[Exercise input start]

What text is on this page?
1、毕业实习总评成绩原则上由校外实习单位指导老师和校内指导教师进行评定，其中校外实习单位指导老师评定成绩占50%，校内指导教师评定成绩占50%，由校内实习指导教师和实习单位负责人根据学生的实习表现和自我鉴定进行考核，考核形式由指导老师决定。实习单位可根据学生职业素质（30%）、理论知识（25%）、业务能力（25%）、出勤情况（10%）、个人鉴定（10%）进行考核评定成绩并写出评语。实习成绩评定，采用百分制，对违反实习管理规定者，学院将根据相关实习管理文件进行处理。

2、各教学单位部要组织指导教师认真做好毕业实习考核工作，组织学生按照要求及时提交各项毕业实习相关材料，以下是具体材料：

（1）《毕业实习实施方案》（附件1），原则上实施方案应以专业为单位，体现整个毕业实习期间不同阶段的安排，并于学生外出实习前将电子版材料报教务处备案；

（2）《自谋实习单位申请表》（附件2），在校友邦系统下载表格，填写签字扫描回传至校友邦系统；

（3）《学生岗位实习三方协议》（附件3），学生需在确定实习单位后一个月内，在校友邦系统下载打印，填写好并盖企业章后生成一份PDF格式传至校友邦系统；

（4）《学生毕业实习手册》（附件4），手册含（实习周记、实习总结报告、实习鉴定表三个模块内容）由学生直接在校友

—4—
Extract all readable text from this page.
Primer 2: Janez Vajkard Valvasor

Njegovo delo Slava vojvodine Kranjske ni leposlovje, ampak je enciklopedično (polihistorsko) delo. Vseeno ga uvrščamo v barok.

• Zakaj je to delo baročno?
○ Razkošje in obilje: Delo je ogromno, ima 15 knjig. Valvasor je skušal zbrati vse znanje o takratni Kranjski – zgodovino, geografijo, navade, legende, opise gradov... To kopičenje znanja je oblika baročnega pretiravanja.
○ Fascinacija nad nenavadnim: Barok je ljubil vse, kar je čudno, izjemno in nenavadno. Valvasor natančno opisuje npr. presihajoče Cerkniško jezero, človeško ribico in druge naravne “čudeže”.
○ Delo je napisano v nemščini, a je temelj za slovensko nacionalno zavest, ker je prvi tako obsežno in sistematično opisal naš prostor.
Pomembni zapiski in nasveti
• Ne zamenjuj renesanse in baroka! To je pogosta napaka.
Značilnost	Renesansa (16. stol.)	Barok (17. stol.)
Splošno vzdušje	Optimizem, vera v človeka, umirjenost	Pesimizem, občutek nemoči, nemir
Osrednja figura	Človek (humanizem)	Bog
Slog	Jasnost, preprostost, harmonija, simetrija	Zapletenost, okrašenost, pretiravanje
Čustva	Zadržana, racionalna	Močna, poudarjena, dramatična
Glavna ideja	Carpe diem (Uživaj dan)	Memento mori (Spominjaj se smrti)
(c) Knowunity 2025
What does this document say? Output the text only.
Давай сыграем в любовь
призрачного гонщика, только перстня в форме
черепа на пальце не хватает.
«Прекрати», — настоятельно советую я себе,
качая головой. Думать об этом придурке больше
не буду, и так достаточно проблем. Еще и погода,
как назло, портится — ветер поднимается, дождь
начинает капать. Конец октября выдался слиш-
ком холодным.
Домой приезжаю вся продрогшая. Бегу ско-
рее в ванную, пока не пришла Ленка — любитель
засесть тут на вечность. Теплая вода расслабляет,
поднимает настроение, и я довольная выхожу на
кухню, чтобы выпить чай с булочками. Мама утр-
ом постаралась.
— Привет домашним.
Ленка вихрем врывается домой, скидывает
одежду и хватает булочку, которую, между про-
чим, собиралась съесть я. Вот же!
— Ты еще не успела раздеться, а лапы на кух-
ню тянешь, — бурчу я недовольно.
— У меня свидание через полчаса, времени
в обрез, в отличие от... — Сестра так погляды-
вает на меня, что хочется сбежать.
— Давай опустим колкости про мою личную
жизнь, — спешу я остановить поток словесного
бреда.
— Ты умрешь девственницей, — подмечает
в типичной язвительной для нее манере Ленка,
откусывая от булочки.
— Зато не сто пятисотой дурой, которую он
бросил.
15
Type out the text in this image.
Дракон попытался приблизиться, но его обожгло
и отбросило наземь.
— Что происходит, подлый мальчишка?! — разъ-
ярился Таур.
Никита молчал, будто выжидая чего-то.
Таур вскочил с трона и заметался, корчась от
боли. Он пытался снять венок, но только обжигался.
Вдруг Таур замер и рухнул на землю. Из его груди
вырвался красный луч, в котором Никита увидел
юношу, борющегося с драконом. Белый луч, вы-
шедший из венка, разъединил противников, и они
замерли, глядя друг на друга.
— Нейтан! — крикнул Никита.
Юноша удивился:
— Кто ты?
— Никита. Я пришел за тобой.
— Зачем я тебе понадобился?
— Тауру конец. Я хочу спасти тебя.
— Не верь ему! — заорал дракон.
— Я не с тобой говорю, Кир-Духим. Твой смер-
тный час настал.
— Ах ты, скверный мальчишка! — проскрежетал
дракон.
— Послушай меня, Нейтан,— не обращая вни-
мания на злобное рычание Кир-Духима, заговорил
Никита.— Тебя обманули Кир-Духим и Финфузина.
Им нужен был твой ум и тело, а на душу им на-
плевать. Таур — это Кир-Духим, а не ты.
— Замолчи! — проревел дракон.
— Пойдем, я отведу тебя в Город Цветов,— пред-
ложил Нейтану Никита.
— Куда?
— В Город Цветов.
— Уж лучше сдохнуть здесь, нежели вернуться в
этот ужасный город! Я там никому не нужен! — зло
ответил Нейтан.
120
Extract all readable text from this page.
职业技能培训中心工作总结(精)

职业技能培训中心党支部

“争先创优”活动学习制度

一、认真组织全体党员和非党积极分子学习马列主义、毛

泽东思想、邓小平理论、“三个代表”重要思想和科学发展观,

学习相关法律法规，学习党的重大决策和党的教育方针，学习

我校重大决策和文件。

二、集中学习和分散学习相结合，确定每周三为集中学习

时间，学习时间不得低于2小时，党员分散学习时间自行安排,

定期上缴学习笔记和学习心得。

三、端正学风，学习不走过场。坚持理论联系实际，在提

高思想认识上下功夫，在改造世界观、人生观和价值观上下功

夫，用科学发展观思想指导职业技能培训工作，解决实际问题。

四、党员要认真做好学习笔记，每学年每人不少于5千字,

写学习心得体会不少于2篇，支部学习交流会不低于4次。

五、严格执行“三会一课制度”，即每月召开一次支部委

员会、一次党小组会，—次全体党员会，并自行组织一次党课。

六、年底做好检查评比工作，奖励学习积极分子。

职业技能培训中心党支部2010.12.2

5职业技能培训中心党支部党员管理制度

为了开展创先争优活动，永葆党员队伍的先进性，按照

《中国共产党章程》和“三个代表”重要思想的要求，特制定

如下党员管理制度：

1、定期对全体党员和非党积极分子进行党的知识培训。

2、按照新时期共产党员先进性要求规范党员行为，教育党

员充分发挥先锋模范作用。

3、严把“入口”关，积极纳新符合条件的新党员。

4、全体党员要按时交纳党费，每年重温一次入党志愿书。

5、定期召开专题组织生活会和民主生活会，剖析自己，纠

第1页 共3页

[Exercise input end]

Aim of the exercise
Above are the records; copy every line in them that holds the word "которую".

Reply
одежду и хватает булочку, которую, между про-
— Зато не сто пятисотой дурой, которую он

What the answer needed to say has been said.